STATED EXERCISE: With pictures left out, retype exactly the lines from the one containing "What text is on this page?" through the final line of the entries.

Data records:
★ ★ ★ ★
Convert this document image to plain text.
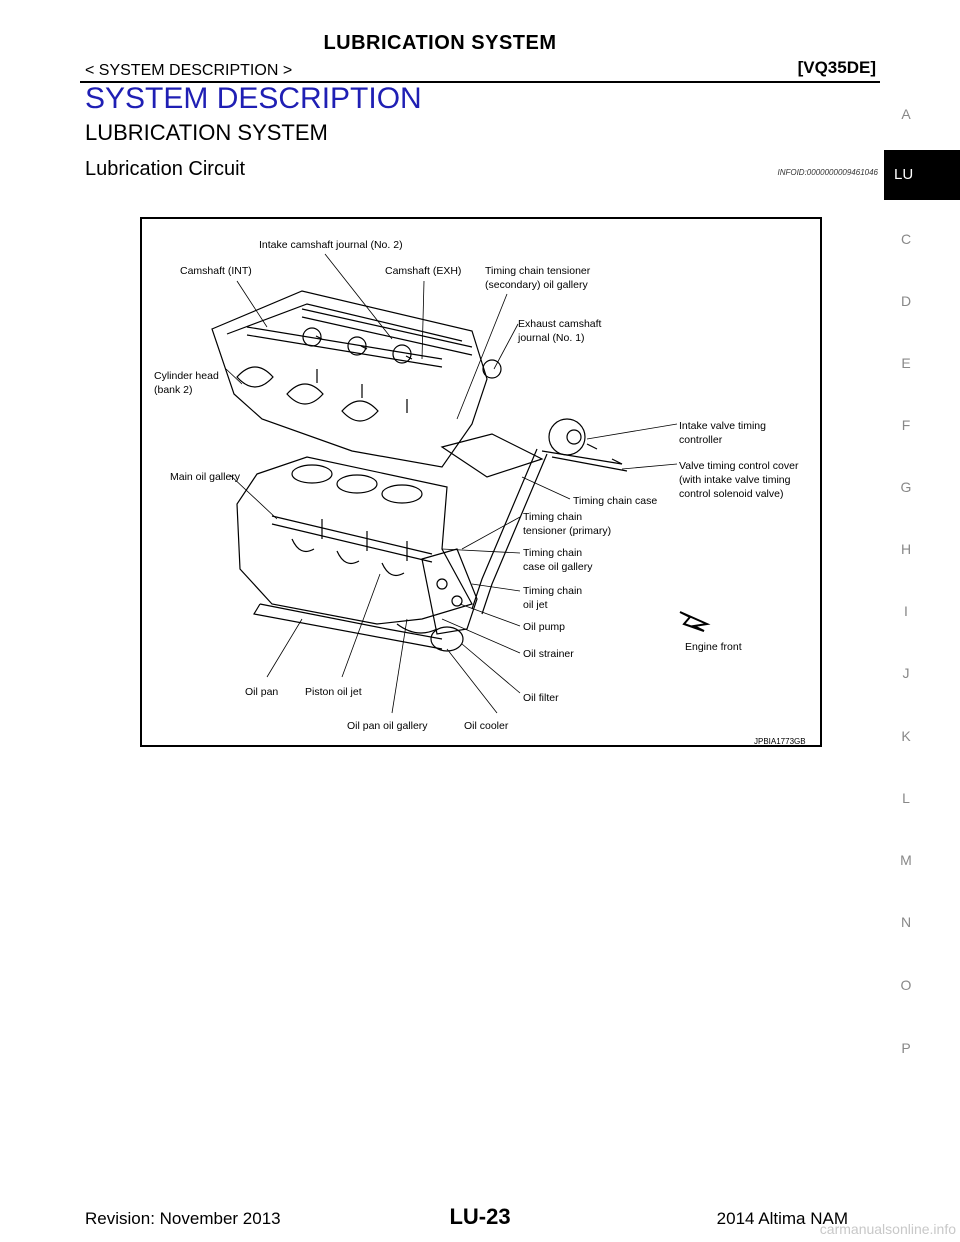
LUBRICATION SYSTEM
< SYSTEM DESCRIPTION >	[VQ35DE]
SYSTEM DESCRIPTION
LUBRICATION SYSTEM
Lubrication Circuit	INFOID:0000000009461046
Intake camshaft journal (No. 2)
Camshaft (INT)	Camshaft (EXH) Timing chain tensioner
(secondary) oil gallery
Exhaust camshaft
journal (No. 1)
Cylinder head
(bank 2)
Intake valve timing
controller
Valve timing control cover
(with intake valve timing
control solenoid valve)
Main oil gallery
Timing chain case
Timing chain
tensioner (primary)
Timing chain
case oil gallery
Timing chain
oil jet
Oil pump
Engine front
Oil strainer
Oil filter
Oil pan	Piston oil jet
Oil pan oil gallery	Oil cooler
JPBIA1773GB
A
LU
C
D
E
F
G
H
I
J
K
L
M
N
O
P
Revision: November 2013	LU-23	2014 Altima NAM
carmanualsonline.info
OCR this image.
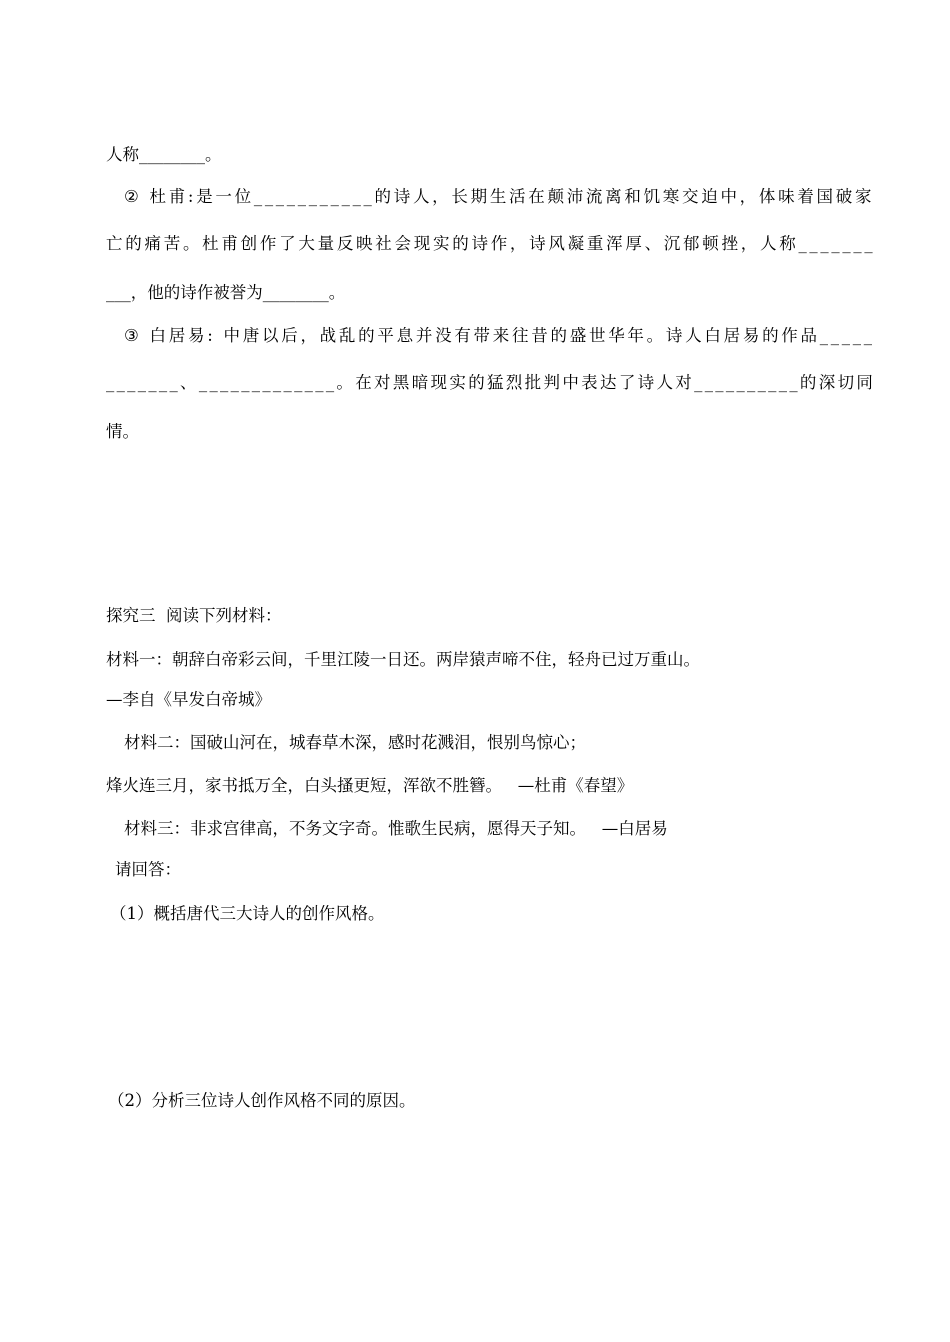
人称________。
②
杜 甫 : 是 一 位 _ _ _ _ _ _ _ _ _ _ _ 的 诗 人 ， 长 期 生 活 在 颠 沛 流 离 和 饥 寒 交 迫 中 ， 体 味 着 国 破 家
亡 的 痛 苦 。 杜 甫 创 作 了 大 量 反 映 社 会 现 实 的 诗 作 ， 诗 风 凝 重 浑 厚 、 沉 郁 顿 挫 ， 人 称 _ _ _ _ _ _ _
___，他的诗作被誉为________。
③
白 居 易 :
中 唐 以 后 ， 战 乱 的 平 息 并 没 有 带 来 往 昔 的 盛 世 华 年 。 诗 人 白 居 易 的 作 品 _ _ _ _ _
_ _ _ _ _ _ _ 、 _ _ _ _ _ _ _ _ _ _ _ _ _ 。 在 对 黑 暗 现 实 的 猛 烈 批 判 中 表 达 了 诗 人 对 _ _ _ _ _ _ _ _ _ _ 的 深 切 同
情。
探究三  阅读下列材料：
材料一：朝辞白帝彩云间，千里江陵一日还。两岸猿声啼不住，轻舟已过万重山。
—李自《早发白帝城》
材料二：国破山河在，城春草木深，感时花溅泪，恨别鸟惊心；
烽火连三月，家书抵万全，白头搔更短，浑欲不胜簪。   —杜甫《春望》
材料三：非求宫律高，不务文字奇。惟歌生民病，愿得天子知。   —白居易
请回答：
（1）概括唐代三大诗人的创作风格。
（2）分析三位诗人创作风格不同的原因。
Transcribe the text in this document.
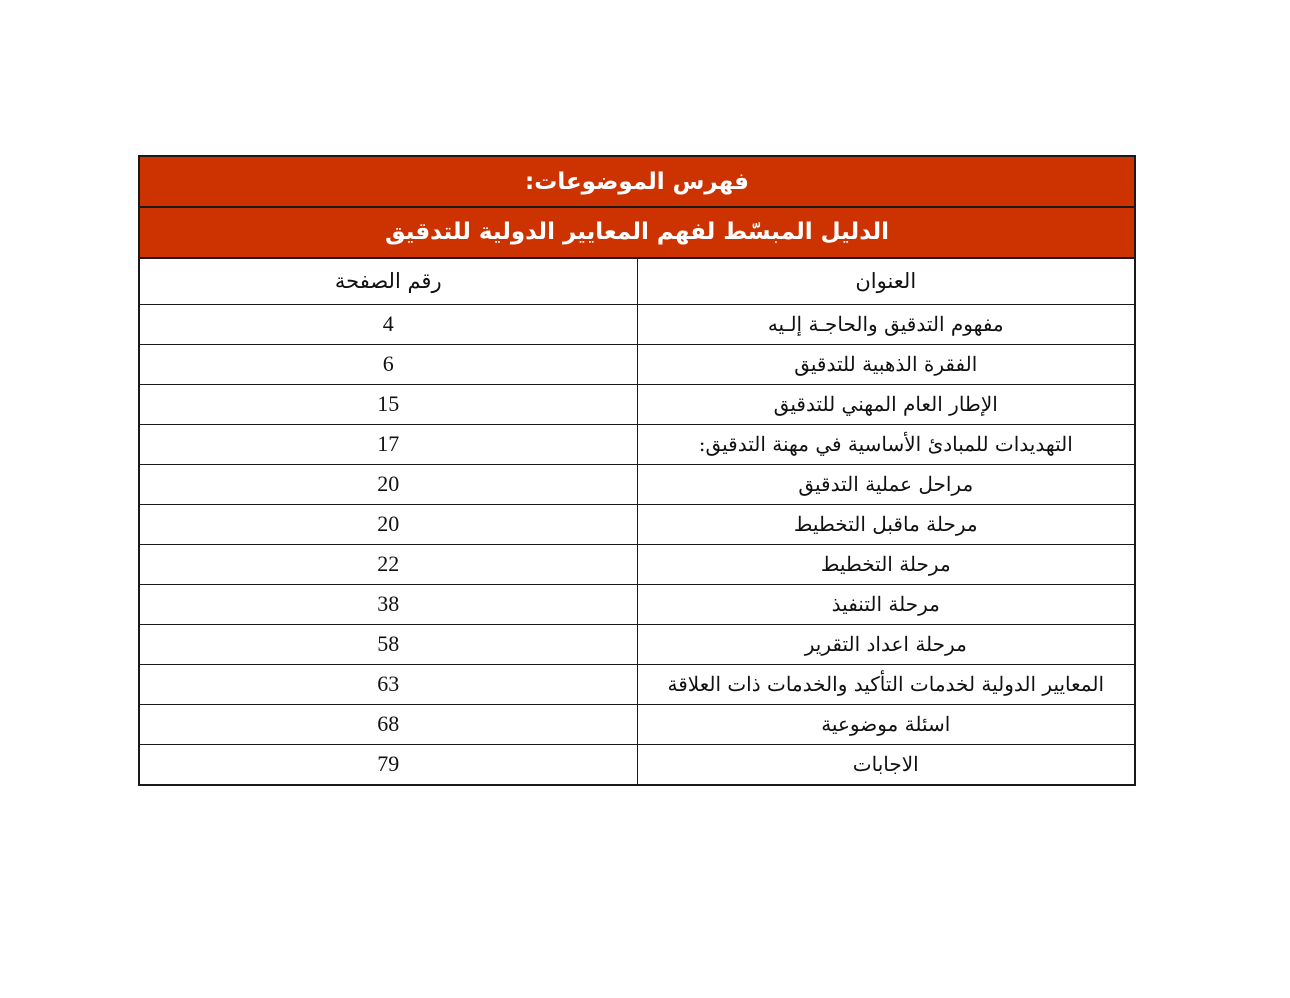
فهرس الموضوعات:
الدليل المبسّط لفهم المعايير الدولية للتدقيق
العنوان	رقم الصفحة
مفهوم التدقيق والحاجـة إلـيه	4
الفقرة الذهبية للتدقيق	6
الإطار العام المهني للتدقيق	15
التهديدات للمبادئ الأساسية في مهنة التدقيق:	17
مراحل عملية التدقيق	20
مرحلة ماقبل التخطيط	20
مرحلة التخطيط	22
مرحلة التنفيذ	38
مرحلة اعداد التقرير	58
المعايير الدولية لخدمات التأكيد والخدمات ذات العلاقة	63
اسئلة موضوعية	68
الاجابات	79
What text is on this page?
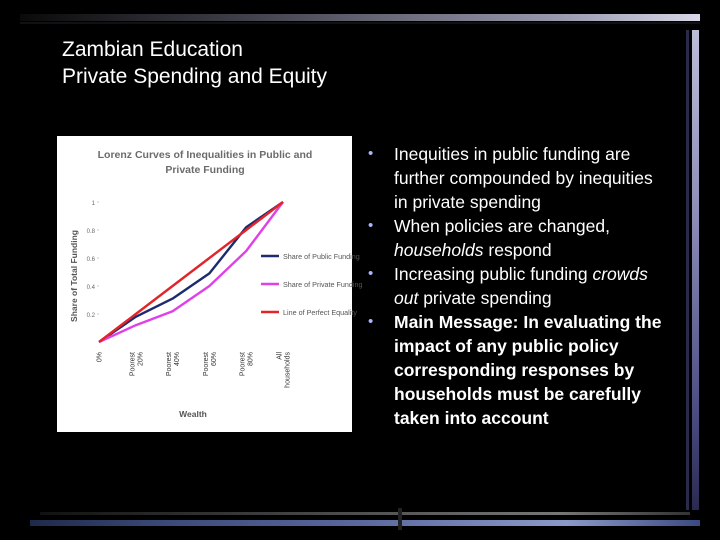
Zambian Education
Private Spending and Equity
Lorenz Curves of Inequalities in Public and
Private Funding
Share of Total Funding
Wealth
0.2
0.4
0.6
0.8
1
0%	Poorest 20%	Poorest 40%	Poorest 60%	Poorest 80%	All households
Share of Public Funding
Share of Private Funding
Line of Perfect Equality
• Inequities in public funding are further compounded by inequities in private spending
• When policies are changed, households respond
• Increasing public funding crowds out private spending
• Main Message: In evaluating the impact of any public policy corresponding responses by households must be carefully taken into account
★ ★ ★ ★
WORKED ANSWER:
What text is on this page?
Zambian Education
Private Spending and Equity
Lorenz Curves of Inequalities in Public and
Private Funding
Share of Total Funding
Wealth
0.2
0.4
0.6
0.8
1
0%	Poorest 20%	Poorest 40%	Poorest 60%	Poorest 80%	All households
Share of Public Funding
Share of Private Funding
Line of Perfect Equality
• Inequities in public funding are further compounded by inequities in private spending
• When policies are changed, households respond
• Increasing public funding crowds out private spending
• Main Message: In evaluating the impact of any public policy corresponding responses by households must be carefully taken into account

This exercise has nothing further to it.